Stored data entries
☆ ☆ ☆ ☆ ☆ ☆ ☆

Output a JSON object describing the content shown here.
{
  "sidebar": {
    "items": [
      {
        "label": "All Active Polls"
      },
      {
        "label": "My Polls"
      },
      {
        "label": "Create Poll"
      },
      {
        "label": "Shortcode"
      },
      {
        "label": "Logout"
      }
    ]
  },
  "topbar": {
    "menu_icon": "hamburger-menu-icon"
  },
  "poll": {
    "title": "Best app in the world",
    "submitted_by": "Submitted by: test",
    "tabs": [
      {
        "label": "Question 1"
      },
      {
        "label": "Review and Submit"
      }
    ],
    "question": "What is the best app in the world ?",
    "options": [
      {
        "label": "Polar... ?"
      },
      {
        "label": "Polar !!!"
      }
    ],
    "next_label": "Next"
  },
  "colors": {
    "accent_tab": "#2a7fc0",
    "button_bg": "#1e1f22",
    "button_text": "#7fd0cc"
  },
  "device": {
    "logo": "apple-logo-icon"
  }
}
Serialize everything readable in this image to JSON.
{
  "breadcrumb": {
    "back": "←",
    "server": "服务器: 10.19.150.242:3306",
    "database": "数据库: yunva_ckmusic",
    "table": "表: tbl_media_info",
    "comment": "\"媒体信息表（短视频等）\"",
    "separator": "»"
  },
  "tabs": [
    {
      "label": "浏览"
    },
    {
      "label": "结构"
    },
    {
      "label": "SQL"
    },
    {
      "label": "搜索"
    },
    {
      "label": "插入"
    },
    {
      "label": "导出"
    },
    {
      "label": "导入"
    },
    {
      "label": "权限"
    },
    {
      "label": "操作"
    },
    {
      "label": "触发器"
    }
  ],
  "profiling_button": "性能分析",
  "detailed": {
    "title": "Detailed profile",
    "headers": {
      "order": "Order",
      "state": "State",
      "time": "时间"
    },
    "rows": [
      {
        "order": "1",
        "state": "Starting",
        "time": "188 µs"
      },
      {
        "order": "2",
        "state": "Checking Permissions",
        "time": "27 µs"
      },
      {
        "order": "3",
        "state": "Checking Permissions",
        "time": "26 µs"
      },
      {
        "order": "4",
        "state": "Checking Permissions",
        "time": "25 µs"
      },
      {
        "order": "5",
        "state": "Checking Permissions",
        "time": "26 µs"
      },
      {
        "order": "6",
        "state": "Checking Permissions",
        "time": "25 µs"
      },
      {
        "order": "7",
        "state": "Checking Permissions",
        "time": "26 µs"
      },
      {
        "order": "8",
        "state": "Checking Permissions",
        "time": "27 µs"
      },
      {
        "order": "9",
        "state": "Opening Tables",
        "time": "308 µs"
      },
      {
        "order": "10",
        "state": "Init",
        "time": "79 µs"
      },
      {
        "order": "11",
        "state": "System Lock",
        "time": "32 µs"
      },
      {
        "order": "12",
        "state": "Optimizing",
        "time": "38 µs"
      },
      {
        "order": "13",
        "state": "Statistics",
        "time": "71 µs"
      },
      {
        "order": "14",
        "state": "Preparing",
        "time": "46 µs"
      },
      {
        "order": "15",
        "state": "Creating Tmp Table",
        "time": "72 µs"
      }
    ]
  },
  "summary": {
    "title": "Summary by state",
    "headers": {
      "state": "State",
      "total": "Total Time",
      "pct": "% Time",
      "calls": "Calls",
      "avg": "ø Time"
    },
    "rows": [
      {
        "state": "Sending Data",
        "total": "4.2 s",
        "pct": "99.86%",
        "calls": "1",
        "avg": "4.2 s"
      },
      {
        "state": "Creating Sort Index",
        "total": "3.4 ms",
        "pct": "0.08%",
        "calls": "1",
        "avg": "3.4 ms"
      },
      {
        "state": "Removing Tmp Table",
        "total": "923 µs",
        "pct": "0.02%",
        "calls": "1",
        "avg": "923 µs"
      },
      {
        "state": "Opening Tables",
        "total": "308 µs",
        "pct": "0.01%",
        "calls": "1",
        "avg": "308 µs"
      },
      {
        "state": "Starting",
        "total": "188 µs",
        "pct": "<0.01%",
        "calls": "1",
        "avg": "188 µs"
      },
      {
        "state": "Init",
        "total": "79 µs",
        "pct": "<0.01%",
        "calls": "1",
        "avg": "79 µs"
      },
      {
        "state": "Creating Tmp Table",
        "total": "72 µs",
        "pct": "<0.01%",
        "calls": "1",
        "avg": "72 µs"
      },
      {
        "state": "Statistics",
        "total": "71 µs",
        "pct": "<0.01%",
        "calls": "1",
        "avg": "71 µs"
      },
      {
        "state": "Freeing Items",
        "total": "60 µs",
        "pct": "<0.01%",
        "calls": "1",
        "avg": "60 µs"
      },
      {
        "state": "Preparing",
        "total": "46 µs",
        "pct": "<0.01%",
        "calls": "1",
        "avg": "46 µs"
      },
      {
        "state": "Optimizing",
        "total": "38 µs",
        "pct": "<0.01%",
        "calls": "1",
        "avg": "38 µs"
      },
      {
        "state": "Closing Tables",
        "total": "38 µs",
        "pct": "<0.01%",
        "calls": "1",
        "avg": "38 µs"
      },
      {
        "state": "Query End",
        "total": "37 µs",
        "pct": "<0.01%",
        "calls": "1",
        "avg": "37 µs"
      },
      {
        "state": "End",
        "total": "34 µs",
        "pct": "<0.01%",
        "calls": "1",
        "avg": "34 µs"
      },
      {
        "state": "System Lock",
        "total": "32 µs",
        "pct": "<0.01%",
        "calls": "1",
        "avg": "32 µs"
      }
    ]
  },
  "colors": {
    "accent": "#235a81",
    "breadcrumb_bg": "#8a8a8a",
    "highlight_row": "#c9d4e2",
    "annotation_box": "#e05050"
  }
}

☆ ☆ ☆ ☆ ☆ ☆ ☆

[Directions for this task]: Write out the entries above once more, without altering anything.

[Response to the task]:
Output a JSON object describing the content shown here.
{
  "sidebar": {
    "items": [
      {
        "label": "All Active Polls"
      },
      {
        "label": "My Polls"
      },
      {
        "label": "Create Poll"
      },
      {
        "label": "Shortcode"
      },
      {
        "label": "Logout"
      }
    ]
  },
  "topbar": {
    "menu_icon": "hamburger-menu-icon"
  },
  "poll": {
    "title": "Best app in the world",
    "submitted_by": "Submitted by: test",
    "tabs": [
      {
        "label": "Question 1"
      },
      {
        "label": "Review and Submit"
      }
    ],
    "question": "What is the best app in the world ?",
    "options": [
      {
        "label": "Polar... ?"
      },
      {
        "label": "Polar !!!"
      }
    ],
    "next_label": "Next"
  },
  "colors": {
    "accent_tab": "#2a7fc0",
    "button_bg": "#1e1f22",
    "button_text": "#7fd0cc"
  },
  "device": {
    "logo": "apple-logo-icon"
  }
}
Serialize everything readable in this image to JSON.
{
  "breadcrumb": {
    "back": "←",
    "server": "服务器: 10.19.150.242:3306",
    "database": "数据库: yunva_ckmusic",
    "table": "表: tbl_media_info",
    "comment": "\"媒体信息表（短视频等）\"",
    "separator": "»"
  },
  "tabs": [
    {
      "label": "浏览"
    },
    {
      "label": "结构"
    },
    {
      "label": "SQL"
    },
    {
      "label": "搜索"
    },
    {
      "label": "插入"
    },
    {
      "label": "导出"
    },
    {
      "label": "导入"
    },
    {
      "label": "权限"
    },
    {
      "label": "操作"
    },
    {
      "label": "触发器"
    }
  ],
  "profiling_button": "性能分析",
  "detailed": {
    "title": "Detailed profile",
    "headers": {
      "order": "Order",
      "state": "State",
      "time": "时间"
    },
    "rows": [
      {
        "order": "1",
        "state": "Starting",
        "time": "188 µs"
      },
      {
        "order": "2",
        "state": "Checking Permissions",
        "time": "27 µs"
      },
      {
        "order": "3",
        "state": "Checking Permissions",
        "time": "26 µs"
      },
      {
        "order": "4",
        "state": "Checking Permissions",
        "time": "25 µs"
      },
      {
        "order": "5",
        "state": "Checking Permissions",
        "time": "26 µs"
      },
      {
        "order": "6",
        "state": "Checking Permissions",
        "time": "25 µs"
      },
      {
        "order": "7",
        "state": "Checking Permissions",
        "time": "26 µs"
      },
      {
        "order": "8",
        "state": "Checking Permissions",
        "time": "27 µs"
      },
      {
        "order": "9",
        "state": "Opening Tables",
        "time": "308 µs"
      },
      {
        "order": "10",
        "state": "Init",
        "time": "79 µs"
      },
      {
        "order": "11",
        "state": "System Lock",
        "time": "32 µs"
      },
      {
        "order": "12",
        "state": "Optimizing",
        "time": "38 µs"
      },
      {
        "order": "13",
        "state": "Statistics",
        "time": "71 µs"
      },
      {
        "order": "14",
        "state": "Preparing",
        "time": "46 µs"
      },
      {
        "order": "15",
        "state": "Creating Tmp Table",
        "time": "72 µs"
      }
    ]
  },
  "summary": {
    "title": "Summary by state",
    "headers": {
      "state": "State",
      "total": "Total Time",
      "pct": "% Time",
      "calls": "Calls",
      "avg": "ø Time"
    },
    "rows": [
      {
        "state": "Sending Data",
        "total": "4.2 s",
        "pct": "99.86%",
        "calls": "1",
        "avg": "4.2 s"
      },
      {
        "state": "Creating Sort Index",
        "total": "3.4 ms",
        "pct": "0.08%",
        "calls": "1",
        "avg": "3.4 ms"
      },
      {
        "state": "Removing Tmp Table",
        "total": "923 µs",
        "pct": "0.02%",
        "calls": "1",
        "avg": "923 µs"
      },
      {
        "state": "Opening Tables",
        "total": "308 µs",
        "pct": "0.01%",
        "calls": "1",
        "avg": "308 µs"
      },
      {
        "state": "Starting",
        "total": "188 µs",
        "pct": "<0.01%",
        "calls": "1",
        "avg": "188 µs"
      },
      {
        "state": "Init",
        "total": "79 µs",
        "pct": "<0.01%",
        "calls": "1",
        "avg": "79 µs"
      },
      {
        "state": "Creating Tmp Table",
        "total": "72 µs",
        "pct": "<0.01%",
        "calls": "1",
        "avg": "72 µs"
      },
      {
        "state": "Statistics",
        "total": "71 µs",
        "pct": "<0.01%",
        "calls": "1",
        "avg": "71 µs"
      },
      {
        "state": "Freeing Items",
        "total": "60 µs",
        "pct": "<0.01%",
        "calls": "1",
        "avg": "60 µs"
      },
      {
        "state": "Preparing",
        "total": "46 µs",
        "pct": "<0.01%",
        "calls": "1",
        "avg": "46 µs"
      },
      {
        "state": "Optimizing",
        "total": "38 µs",
        "pct": "<0.01%",
        "calls": "1",
        "avg": "38 µs"
      },
      {
        "state": "Closing Tables",
        "total": "38 µs",
        "pct": "<0.01%",
        "calls": "1",
        "avg": "38 µs"
      },
      {
        "state": "Query End",
        "total": "37 µs",
        "pct": "<0.01%",
        "calls": "1",
        "avg": "37 µs"
      },
      {
        "state": "End",
        "total": "34 µs",
        "pct": "<0.01%",
        "calls": "1",
        "avg": "34 µs"
      },
      {
        "state": "System Lock",
        "total": "32 µs",
        "pct": "<0.01%",
        "calls": "1",
        "avg": "32 µs"
      }
    ]
  },
  "colors": {
    "accent": "#235a81",
    "breadcrumb_bg": "#8a8a8a",
    "highlight_row": "#c9d4e2",
    "annotation_box": "#e05050"
  }
}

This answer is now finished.